- **Supplied records**:

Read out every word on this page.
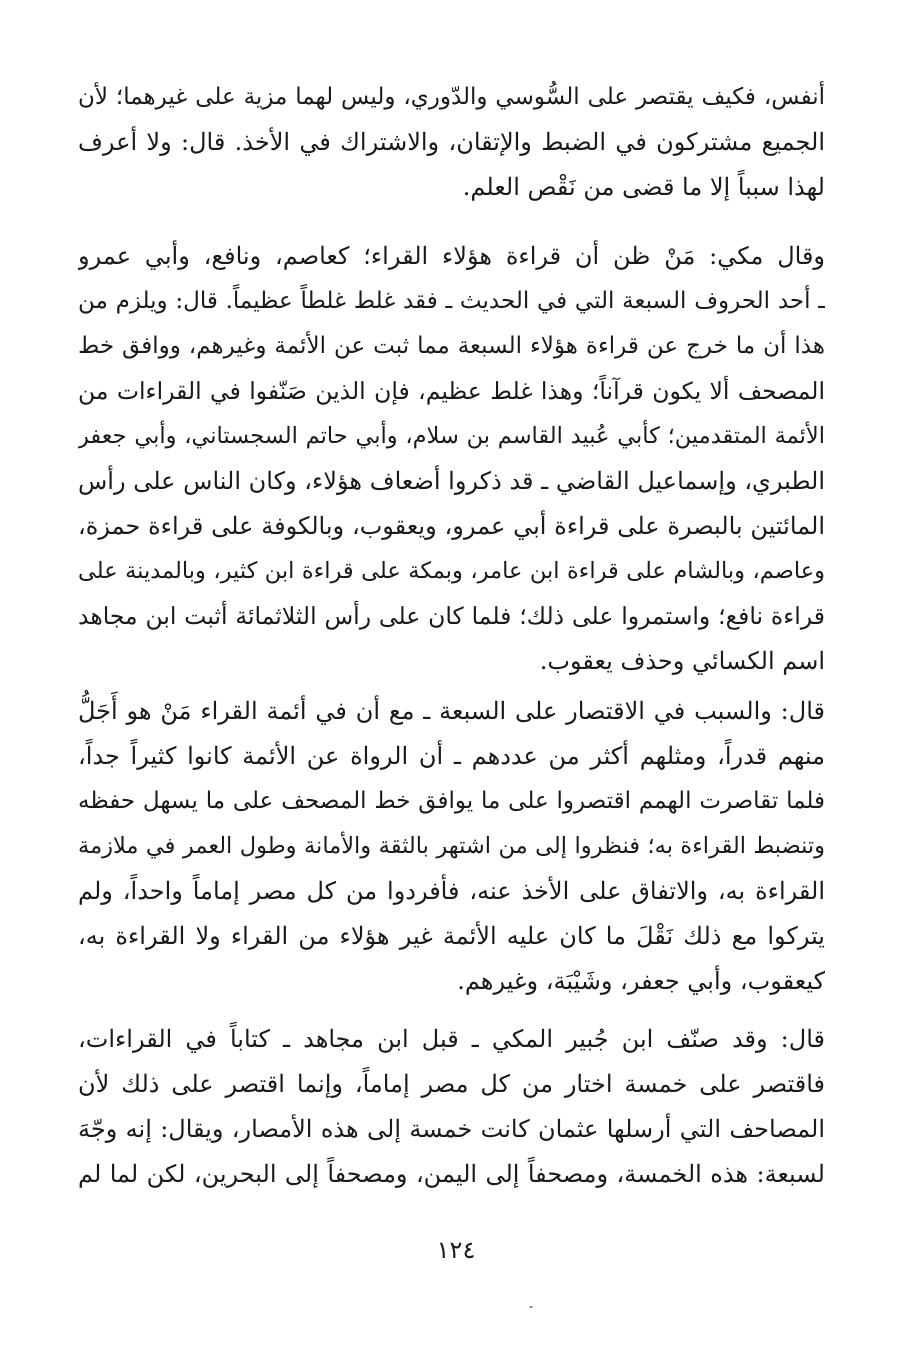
أنفس، فكيف يقتصر على السُّوسي والدّوري، وليس لهما مزية على غيرهما؛ لأن
الجميع مشتركون في الضبط والإتقان، والاشتراك في الأخذ. قال: ولا أعرف
لهذا سبباً إلا ما قضى من نَقْص العلم.
وقال مكي: مَنْ ظن أن قراءة هؤلاء القراء؛ كعاصم، ونافع، وأبي عمرو
ـ أحد الحروف السبعة التي في الحديث ـ فقد غلط غلطاً عظيماً. قال: ويلزم من
هذا أن ما خرج عن قراءة هؤلاء السبعة مما ثبت عن الأئمة وغيرهم، ووافق خط
المصحف ألا يكون قرآناً؛ وهذا غلط عظيم، فإن الذين صَنّفوا في القراءات من
الأئمة المتقدمين؛ كأبي عُبيد القاسم بن سلام، وأبي حاتم السجستاني، وأبي جعفر
الطبري، وإسماعيل القاضي ـ قد ذكروا أضعاف هؤلاء، وكان الناس على رأس
المائتين بالبصرة على قراءة أبي عمرو، ويعقوب، وبالكوفة على قراءة حمزة،
وعاصم، وبالشام على قراءة ابن عامر، وبمكة على قراءة ابن كثير، وبالمدينة على
قراءة نافع؛ واستمروا على ذلك؛ فلما كان على رأس الثلاثمائة أثبت ابن مجاهد
اسم الكسائي وحذف يعقوب.
قال: والسبب في الاقتصار على السبعة ـ مع أن في أئمة القراء مَنْ هو أَجَلُّ
منهم قدراً، ومثلهم أكثر من عددهم ـ أن الرواة عن الأئمة كانوا كثيراً جداً،
فلما تقاصرت الهمم اقتصروا على ما يوافق خط المصحف على ما يسهل حفظه
وتنضبط القراءة به؛ فنظروا إلى من اشتهر بالثقة والأمانة وطول العمر في ملازمة
القراءة به، والاتفاق على الأخذ عنه، فأفردوا من كل مصر إماماً واحداً، ولم
يتركوا مع ذلك نَقْلَ ما كان عليه الأئمة غير هؤلاء من القراء ولا القراءة به،
كيعقوب، وأبي جعفر، وشَيْبَة، وغيرهم.
قال: وقد صنّف ابن جُبير المكي ـ قبل ابن مجاهد ـ كتاباً في القراءات،
فاقتصر على خمسة اختار من كل مصر إماماً، وإنما اقتصر على ذلك لأن
المصاحف التي أرسلها عثمان كانت خمسة إلى هذه الأمصار، ويقال: إنه وجّهَ
لسبعة: هذه الخمسة، ومصحفاً إلى اليمن، ومصحفاً إلى البحرين، لكن لما لم
١٢٤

- **Task**:
Replicate the material above verbatim; images stay out of the copy.

- **The solution**:
Read out every word on this page.
أنفس، فكيف يقتصر على السُّوسي والدّوري، وليس لهما مزية على غيرهما؛ لأن
الجميع مشتركون في الضبط والإتقان، والاشتراك في الأخذ. قال: ولا أعرف
لهذا سبباً إلا ما قضى من نَقْص العلم.
وقال مكي: مَنْ ظن أن قراءة هؤلاء القراء؛ كعاصم، ونافع، وأبي عمرو
ـ أحد الحروف السبعة التي في الحديث ـ فقد غلط غلطاً عظيماً. قال: ويلزم من
هذا أن ما خرج عن قراءة هؤلاء السبعة مما ثبت عن الأئمة وغيرهم، ووافق خط
المصحف ألا يكون قرآناً؛ وهذا غلط عظيم، فإن الذين صَنّفوا في القراءات من
الأئمة المتقدمين؛ كأبي عُبيد القاسم بن سلام، وأبي حاتم السجستاني، وأبي جعفر
الطبري، وإسماعيل القاضي ـ قد ذكروا أضعاف هؤلاء، وكان الناس على رأس
المائتين بالبصرة على قراءة أبي عمرو، ويعقوب، وبالكوفة على قراءة حمزة،
وعاصم، وبالشام على قراءة ابن عامر، وبمكة على قراءة ابن كثير، وبالمدينة على
قراءة نافع؛ واستمروا على ذلك؛ فلما كان على رأس الثلاثمائة أثبت ابن مجاهد
اسم الكسائي وحذف يعقوب.
قال: والسبب في الاقتصار على السبعة ـ مع أن في أئمة القراء مَنْ هو أَجَلُّ
منهم قدراً، ومثلهم أكثر من عددهم ـ أن الرواة عن الأئمة كانوا كثيراً جداً،
فلما تقاصرت الهمم اقتصروا على ما يوافق خط المصحف على ما يسهل حفظه
وتنضبط القراءة به؛ فنظروا إلى من اشتهر بالثقة والأمانة وطول العمر في ملازمة
القراءة به، والاتفاق على الأخذ عنه، فأفردوا من كل مصر إماماً واحداً، ولم
يتركوا مع ذلك نَقْلَ ما كان عليه الأئمة غير هؤلاء من القراء ولا القراءة به،
كيعقوب، وأبي جعفر، وشَيْبَة، وغيرهم.
قال: وقد صنّف ابن جُبير المكي ـ قبل ابن مجاهد ـ كتاباً في القراءات،
فاقتصر على خمسة اختار من كل مصر إماماً، وإنما اقتصر على ذلك لأن
المصاحف التي أرسلها عثمان كانت خمسة إلى هذه الأمصار، ويقال: إنه وجّهَ
لسبعة: هذه الخمسة، ومصحفاً إلى اليمن، ومصحفاً إلى البحرين، لكن لما لم
١٢٤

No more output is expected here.